Requirements ::
Can you set out the listing below as a numbered list, from the line with "Give bounding boxes" to the line with "- Text: +2 V: +2 V: [203, 205, 239, 218]", both included, with blank lines dropped and the pictures left out?

Material to process ::
• • • • •
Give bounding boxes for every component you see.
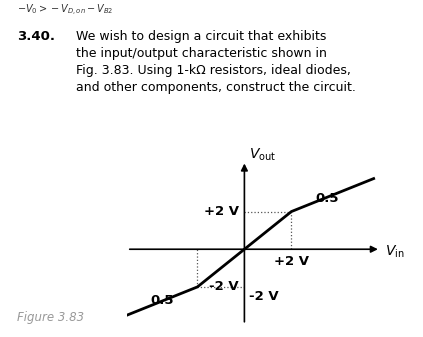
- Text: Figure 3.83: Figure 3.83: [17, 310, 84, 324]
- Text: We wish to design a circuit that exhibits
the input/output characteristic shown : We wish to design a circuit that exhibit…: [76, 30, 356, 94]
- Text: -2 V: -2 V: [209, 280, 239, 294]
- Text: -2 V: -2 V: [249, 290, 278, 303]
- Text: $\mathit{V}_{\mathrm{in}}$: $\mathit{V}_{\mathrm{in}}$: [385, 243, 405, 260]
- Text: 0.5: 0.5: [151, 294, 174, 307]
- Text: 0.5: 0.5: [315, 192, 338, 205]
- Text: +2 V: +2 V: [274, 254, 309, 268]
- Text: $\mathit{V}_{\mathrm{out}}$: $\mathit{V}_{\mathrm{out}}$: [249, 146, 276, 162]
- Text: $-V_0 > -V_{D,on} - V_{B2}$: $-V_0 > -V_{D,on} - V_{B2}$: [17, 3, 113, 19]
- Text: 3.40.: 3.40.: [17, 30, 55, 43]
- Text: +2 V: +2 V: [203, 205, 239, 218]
• • • • •
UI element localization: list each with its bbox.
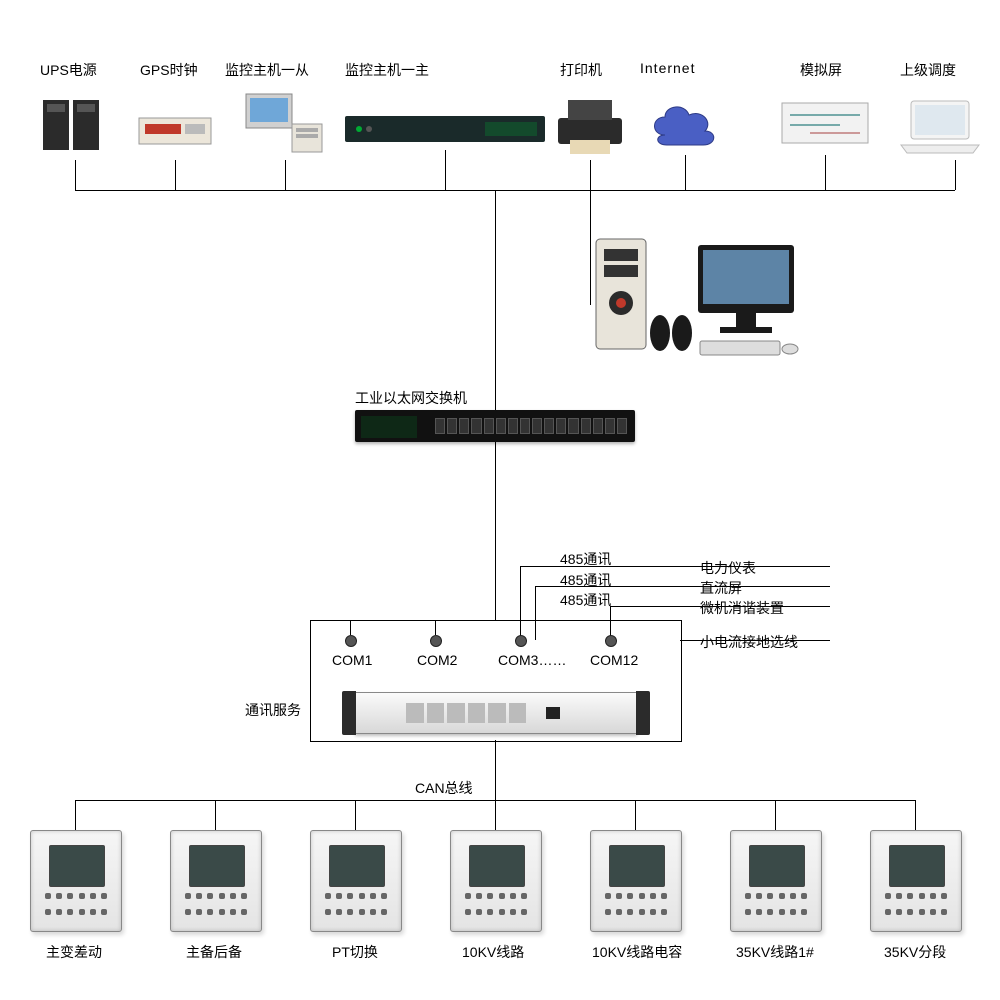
• • • • •
Complete output ::
1. Give bounding boxes for every component you see.
2. - Text: Figure 3.83: Figure 3.83: [17, 310, 84, 324]
3. - Text: We wish to design a circuit that exhibits
4. the input/output characteristic shown : We wish to design a circuit that exhibit…: [76, 30, 356, 94]
5. - Text: -2 V: -2 V: [209, 280, 239, 294]
6. - Text: -2 V: -2 V: [249, 290, 278, 303]
7. - Text: $\mathit{V}_{\mathrm{in}}$: $\mathit{V}_{\mathrm{in}}$: [385, 243, 405, 260]
8. - Text: 0.5: 0.5: [151, 294, 174, 307]
9. - Text: 0.5: 0.5: [315, 192, 338, 205]
10. - Text: +2 V: +2 V: [274, 254, 309, 268]
11. - Text: $\mathit{V}_{\mathrm{out}}$: $\mathit{V}_{\mathrm{out}}$: [249, 146, 276, 162]
12. - Text: $-V_0 > -V_{D,on} - V_{B2}$: $-V_0 > -V_{D,on} - V_{B2}$: [17, 3, 113, 19]
13. - Text: 3.40.: 3.40.: [17, 30, 55, 43]
14. - Text: +2 V: +2 V: [203, 205, 239, 218]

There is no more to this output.